* **The problem**
Write out the listing below in full and exactly, leaving out every picture.

━━━ Records for the exercise ━━━

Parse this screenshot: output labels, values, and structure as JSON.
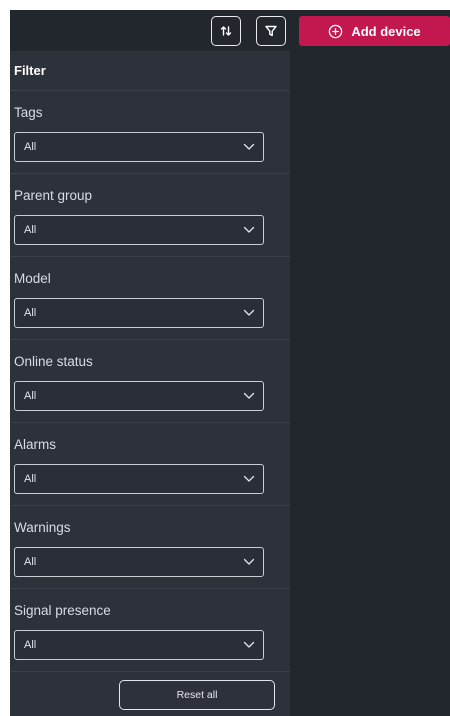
{
  "toolbar": {
    "sort_icon": "sort-arrows-icon",
    "filter_icon": "funnel-icon",
    "add_device_label": "Add device",
    "add_device_icon": "plus-circle-icon",
    "accent_color": "#c3174f"
  },
  "filter_panel": {
    "title": "Filter",
    "sections": [
      {
        "label": "Tags",
        "value": "All"
      },
      {
        "label": "Parent group",
        "value": "All"
      },
      {
        "label": "Model",
        "value": "All"
      },
      {
        "label": "Online status",
        "value": "All"
      },
      {
        "label": "Alarms",
        "value": "All"
      },
      {
        "label": "Warnings",
        "value": "All"
      },
      {
        "label": "Signal presence",
        "value": "All"
      }
    ],
    "reset_label": "Reset all"
  }
}
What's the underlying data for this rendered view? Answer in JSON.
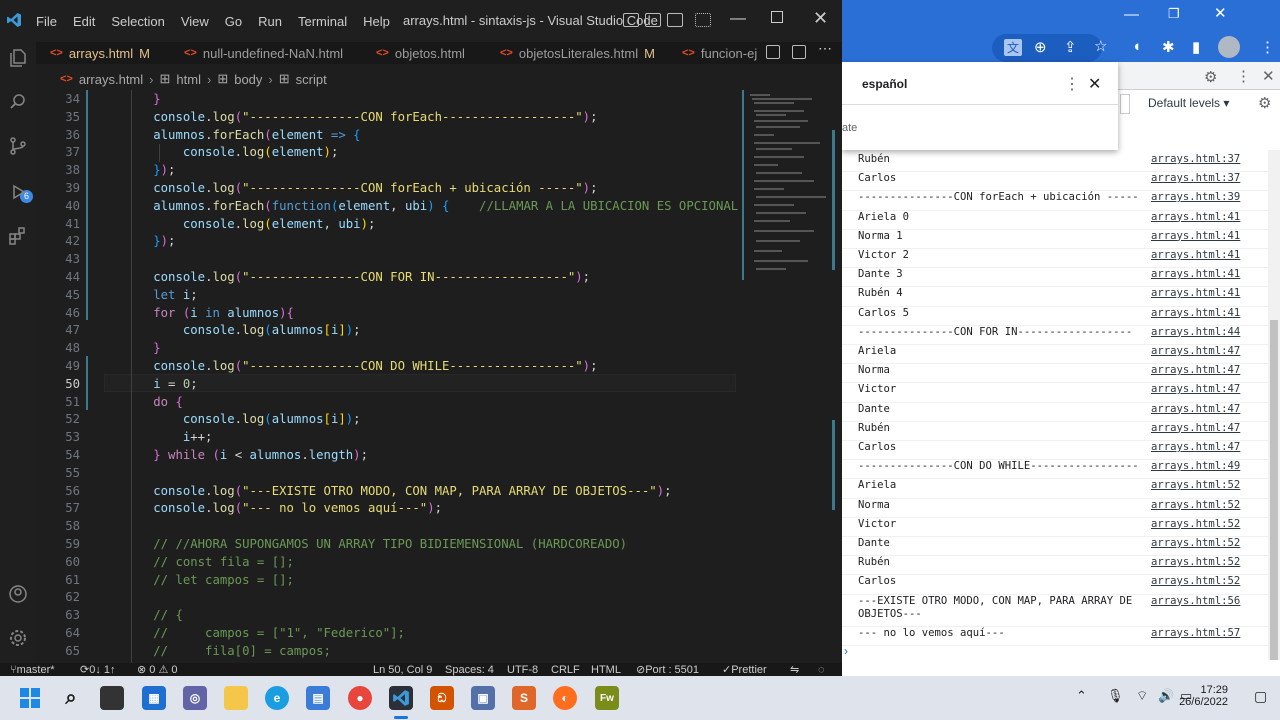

━━━

* **The reply**
Parse this screenshot: output labels, values, and structure as JSON.
{
  "toolbar": {
    "sort_icon": "sort-arrows-icon",
    "filter_icon": "funnel-icon",
    "add_device_label": "Add device",
    "add_device_icon": "plus-circle-icon",
    "accent_color": "#c3174f"
  },
  "filter_panel": {
    "title": "Filter",
    "sections": [
      {
        "label": "Tags",
        "value": "All"
      },
      {
        "label": "Parent group",
        "value": "All"
      },
      {
        "label": "Model",
        "value": "All"
      },
      {
        "label": "Online status",
        "value": "All"
      },
      {
        "label": "Alarms",
        "value": "All"
      },
      {
        "label": "Warnings",
        "value": "All"
      },
      {
        "label": "Signal presence",
        "value": "All"
      }
    ],
    "reset_label": "Reset all"
  }
}
What's the underlying data for this rendered view? Answer in JSON.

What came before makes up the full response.